====== STORED RECORDS

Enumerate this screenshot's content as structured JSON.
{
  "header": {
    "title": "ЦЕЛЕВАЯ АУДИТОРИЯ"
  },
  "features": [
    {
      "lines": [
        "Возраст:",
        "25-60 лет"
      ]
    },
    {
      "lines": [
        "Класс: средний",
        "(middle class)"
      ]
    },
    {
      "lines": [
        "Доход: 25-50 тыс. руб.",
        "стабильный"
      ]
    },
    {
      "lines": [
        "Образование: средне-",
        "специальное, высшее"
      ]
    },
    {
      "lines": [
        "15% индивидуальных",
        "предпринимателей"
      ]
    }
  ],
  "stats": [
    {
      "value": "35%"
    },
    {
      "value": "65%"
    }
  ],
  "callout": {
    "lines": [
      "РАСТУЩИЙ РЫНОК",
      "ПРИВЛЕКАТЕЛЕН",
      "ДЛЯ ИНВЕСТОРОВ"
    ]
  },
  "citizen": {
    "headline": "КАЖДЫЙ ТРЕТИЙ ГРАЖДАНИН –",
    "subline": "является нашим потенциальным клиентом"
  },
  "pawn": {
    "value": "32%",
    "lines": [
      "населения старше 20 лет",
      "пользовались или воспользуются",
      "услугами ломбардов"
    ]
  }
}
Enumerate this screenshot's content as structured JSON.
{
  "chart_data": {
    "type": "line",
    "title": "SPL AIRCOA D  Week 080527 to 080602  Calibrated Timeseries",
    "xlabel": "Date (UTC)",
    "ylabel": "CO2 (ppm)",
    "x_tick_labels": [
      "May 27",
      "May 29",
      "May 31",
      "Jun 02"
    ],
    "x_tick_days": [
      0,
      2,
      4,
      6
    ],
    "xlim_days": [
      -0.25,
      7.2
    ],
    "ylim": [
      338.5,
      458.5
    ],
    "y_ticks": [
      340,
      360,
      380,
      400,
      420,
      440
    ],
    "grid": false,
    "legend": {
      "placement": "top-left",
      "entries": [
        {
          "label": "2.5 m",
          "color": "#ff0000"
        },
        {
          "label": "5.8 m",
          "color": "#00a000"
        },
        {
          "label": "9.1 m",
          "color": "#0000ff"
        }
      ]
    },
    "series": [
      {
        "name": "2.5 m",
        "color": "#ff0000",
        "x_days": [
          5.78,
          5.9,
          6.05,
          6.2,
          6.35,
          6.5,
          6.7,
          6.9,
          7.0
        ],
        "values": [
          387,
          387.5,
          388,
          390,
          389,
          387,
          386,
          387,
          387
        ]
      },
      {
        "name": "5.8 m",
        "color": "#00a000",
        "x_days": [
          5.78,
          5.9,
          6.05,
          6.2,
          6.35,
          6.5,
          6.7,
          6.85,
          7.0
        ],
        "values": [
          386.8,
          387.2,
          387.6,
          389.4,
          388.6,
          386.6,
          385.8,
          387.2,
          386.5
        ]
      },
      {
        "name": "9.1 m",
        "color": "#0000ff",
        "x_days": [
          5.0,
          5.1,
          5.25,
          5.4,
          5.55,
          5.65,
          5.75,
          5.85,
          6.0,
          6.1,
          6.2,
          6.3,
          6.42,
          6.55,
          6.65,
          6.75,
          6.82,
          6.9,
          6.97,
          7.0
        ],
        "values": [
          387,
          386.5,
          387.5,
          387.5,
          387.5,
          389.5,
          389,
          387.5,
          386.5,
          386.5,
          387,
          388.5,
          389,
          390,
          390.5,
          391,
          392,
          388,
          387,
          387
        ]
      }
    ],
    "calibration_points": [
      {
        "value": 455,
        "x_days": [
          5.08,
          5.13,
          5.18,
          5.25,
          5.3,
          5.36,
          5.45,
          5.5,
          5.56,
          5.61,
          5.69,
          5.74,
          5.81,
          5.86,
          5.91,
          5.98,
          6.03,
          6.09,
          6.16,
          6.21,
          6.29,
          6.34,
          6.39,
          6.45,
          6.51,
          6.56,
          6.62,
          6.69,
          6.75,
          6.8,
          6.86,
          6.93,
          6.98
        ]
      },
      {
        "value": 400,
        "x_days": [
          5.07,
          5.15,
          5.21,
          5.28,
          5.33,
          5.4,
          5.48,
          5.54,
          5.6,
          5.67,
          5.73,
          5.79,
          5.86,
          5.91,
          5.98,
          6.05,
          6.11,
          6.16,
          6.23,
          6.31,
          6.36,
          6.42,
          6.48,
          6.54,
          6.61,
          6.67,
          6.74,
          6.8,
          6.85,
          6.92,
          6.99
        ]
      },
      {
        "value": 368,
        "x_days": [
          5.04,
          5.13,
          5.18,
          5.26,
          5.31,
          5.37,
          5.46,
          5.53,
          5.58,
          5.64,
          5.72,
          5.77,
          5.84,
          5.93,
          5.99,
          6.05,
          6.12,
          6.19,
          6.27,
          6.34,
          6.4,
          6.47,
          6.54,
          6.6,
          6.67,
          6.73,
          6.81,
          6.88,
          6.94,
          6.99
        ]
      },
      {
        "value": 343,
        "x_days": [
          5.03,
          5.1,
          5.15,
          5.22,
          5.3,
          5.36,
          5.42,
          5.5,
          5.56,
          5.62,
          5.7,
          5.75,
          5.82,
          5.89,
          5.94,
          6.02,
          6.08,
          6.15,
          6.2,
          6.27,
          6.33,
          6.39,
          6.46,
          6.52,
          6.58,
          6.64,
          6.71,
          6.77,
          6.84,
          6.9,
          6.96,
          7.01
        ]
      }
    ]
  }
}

============
====== STORED RECORDS

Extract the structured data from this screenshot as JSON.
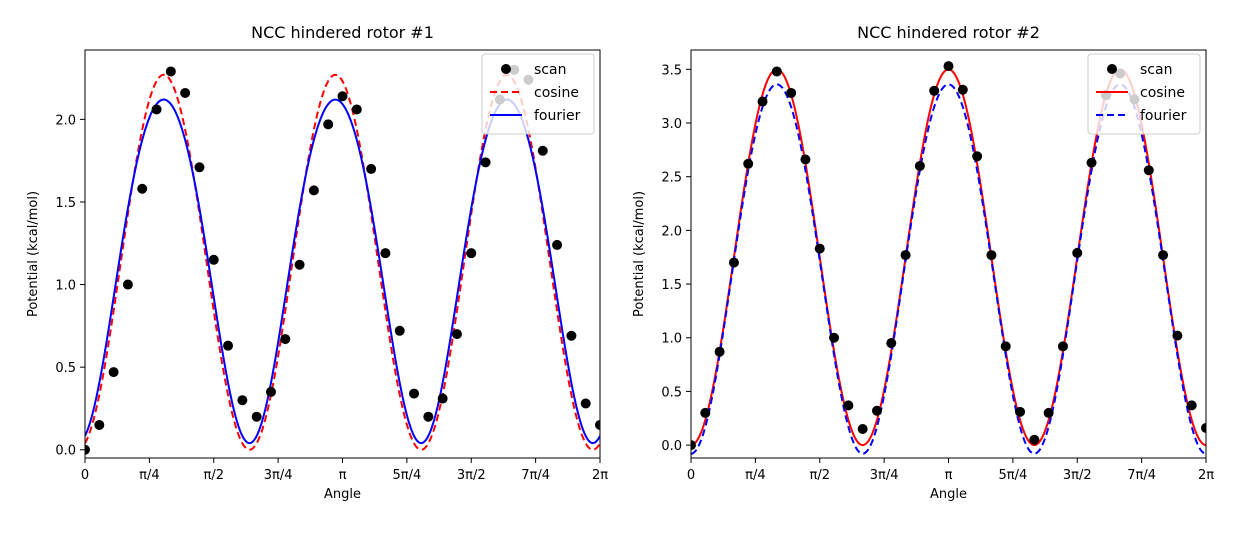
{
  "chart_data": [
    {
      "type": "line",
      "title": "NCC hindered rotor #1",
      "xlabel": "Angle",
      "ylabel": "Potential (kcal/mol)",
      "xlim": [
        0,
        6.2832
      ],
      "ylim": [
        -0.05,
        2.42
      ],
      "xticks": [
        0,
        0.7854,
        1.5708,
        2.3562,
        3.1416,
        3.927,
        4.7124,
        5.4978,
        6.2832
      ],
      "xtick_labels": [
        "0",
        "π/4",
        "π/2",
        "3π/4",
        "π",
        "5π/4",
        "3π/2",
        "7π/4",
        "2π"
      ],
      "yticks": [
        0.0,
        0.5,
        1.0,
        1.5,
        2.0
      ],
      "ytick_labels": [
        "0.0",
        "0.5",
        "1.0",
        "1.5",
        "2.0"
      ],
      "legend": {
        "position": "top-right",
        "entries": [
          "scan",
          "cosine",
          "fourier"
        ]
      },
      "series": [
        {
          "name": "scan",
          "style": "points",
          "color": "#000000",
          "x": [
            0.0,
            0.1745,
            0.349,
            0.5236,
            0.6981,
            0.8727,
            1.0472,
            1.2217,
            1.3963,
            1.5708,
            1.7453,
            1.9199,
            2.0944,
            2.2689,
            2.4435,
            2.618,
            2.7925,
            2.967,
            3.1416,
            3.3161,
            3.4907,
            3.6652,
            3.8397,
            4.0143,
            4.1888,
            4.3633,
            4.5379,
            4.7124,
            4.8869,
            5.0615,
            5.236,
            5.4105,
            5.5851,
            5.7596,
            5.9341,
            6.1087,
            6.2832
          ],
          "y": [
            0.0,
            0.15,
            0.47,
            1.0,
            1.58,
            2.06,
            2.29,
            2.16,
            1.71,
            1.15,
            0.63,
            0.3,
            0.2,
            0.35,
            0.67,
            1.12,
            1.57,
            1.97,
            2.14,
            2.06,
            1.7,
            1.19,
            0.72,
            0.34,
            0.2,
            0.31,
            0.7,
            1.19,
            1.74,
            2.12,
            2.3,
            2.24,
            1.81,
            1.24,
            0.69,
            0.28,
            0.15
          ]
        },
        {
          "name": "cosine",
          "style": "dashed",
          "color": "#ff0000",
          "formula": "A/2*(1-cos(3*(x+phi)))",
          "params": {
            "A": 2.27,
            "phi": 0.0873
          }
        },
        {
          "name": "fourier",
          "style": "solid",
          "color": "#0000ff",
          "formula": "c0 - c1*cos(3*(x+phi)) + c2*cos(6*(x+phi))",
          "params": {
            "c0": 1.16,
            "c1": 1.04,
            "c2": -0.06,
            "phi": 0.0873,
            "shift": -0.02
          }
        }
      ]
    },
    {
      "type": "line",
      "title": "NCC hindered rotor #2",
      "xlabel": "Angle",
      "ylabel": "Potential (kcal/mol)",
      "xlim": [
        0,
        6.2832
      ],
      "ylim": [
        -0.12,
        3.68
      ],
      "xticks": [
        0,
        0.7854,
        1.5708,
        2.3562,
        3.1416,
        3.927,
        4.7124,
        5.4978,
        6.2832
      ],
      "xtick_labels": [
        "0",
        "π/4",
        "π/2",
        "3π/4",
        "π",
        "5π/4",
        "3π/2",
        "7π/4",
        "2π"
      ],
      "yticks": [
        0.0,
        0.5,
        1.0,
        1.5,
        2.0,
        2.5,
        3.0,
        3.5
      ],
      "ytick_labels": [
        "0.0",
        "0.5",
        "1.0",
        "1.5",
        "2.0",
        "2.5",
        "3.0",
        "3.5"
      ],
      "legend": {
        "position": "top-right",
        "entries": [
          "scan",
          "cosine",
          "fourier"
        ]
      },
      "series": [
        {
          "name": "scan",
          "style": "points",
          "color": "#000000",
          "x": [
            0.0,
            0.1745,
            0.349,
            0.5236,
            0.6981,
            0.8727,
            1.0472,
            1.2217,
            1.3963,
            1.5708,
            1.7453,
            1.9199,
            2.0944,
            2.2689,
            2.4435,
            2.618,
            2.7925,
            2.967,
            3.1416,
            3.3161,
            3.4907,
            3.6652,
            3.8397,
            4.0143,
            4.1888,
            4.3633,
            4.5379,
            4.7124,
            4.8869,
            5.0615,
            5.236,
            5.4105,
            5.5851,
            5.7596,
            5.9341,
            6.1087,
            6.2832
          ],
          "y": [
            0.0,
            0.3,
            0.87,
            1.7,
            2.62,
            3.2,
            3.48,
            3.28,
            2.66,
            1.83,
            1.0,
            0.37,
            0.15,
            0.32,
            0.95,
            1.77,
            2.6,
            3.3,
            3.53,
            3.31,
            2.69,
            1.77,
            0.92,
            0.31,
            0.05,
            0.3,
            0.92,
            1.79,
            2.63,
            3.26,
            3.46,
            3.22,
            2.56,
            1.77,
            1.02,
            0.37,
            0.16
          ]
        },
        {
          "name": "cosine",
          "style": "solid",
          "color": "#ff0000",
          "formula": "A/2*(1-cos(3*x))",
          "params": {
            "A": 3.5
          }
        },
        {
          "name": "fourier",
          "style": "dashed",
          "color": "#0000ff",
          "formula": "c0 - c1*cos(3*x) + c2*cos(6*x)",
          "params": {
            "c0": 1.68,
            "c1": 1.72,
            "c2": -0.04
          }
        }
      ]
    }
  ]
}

============

EXERCISE
What is the number of lines that hold the string "title"? Give it alone.

ANSWER TO THE PROBLEM
4